## TASK TO CARRY OUT:
Go through the listing and copy each line with the string "icon".

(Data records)
>>

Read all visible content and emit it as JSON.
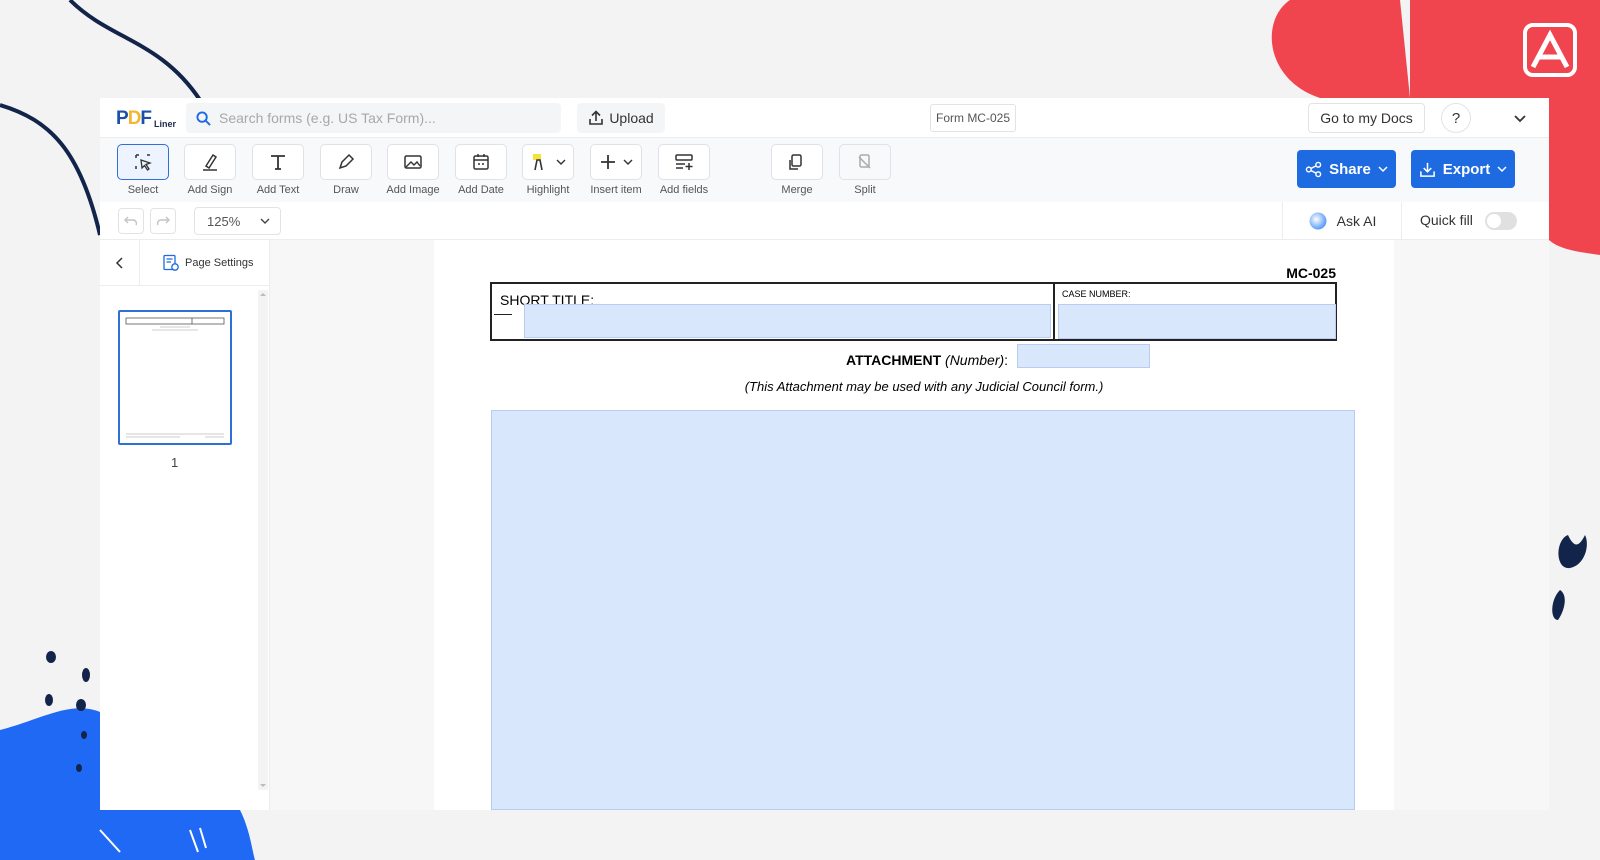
{
  "brand": {
    "logo_main": "PDF",
    "logo_sub": "Liner"
  },
  "topbar": {
    "search_placeholder": "Search forms (e.g. US Tax Form)...",
    "upload_label": "Upload",
    "doc_name": "Form MC-025",
    "go_to_docs": "Go to my Docs",
    "help_label": "?"
  },
  "toolbar": {
    "tools": [
      {
        "label": "Select",
        "icon": "select-cursor-icon"
      },
      {
        "label": "Add Sign",
        "icon": "sign-pen-icon"
      },
      {
        "label": "Add Text",
        "icon": "text-t-icon"
      },
      {
        "label": "Draw",
        "icon": "pen-draw-icon"
      },
      {
        "label": "Add Image",
        "icon": "image-icon"
      },
      {
        "label": "Add Date",
        "icon": "calendar-icon"
      },
      {
        "label": "Highlight",
        "icon": "highlighter-icon"
      },
      {
        "label": "Insert item",
        "icon": "plus-icon"
      },
      {
        "label": "Add fields",
        "icon": "add-fields-icon"
      },
      {
        "label": "Merge",
        "icon": "merge-icon"
      },
      {
        "label": "Split",
        "icon": "split-icon"
      }
    ],
    "share_label": "Share",
    "export_label": "Export"
  },
  "subbar": {
    "zoom": "125%",
    "ask_ai": "Ask AI",
    "quick_fill": "Quick fill",
    "quick_fill_on": false
  },
  "left_panel": {
    "page_settings": "Page Settings",
    "thumbnail_page": "1"
  },
  "document": {
    "form_id": "MC-025",
    "short_title_label": "SHORT TITLE:",
    "case_number_label": "CASE NUMBER:",
    "attachment_bold": "ATTACHMENT",
    "attachment_italic": "(Number)",
    "attachment_colon": ":",
    "note": "(This Attachment may be used with any Judicial Council form.)"
  },
  "colors": {
    "accent_blue": "#1e6ae0",
    "field_fill": "#d9e7fd",
    "deco_red": "#f0454f",
    "deco_navy": "#13244a"
  }
}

<<

## SOLUTION FOR THIS PROBLEM:
        "icon": "select-cursor-icon"
        "icon": "sign-pen-icon"
        "icon": "text-t-icon"
        "icon": "pen-draw-icon"
        "icon": "image-icon"
        "icon": "calendar-icon"
        "icon": "highlighter-icon"
        "icon": "plus-icon"
        "icon": "add-fields-icon"
        "icon": "merge-icon"
        "icon": "split-icon"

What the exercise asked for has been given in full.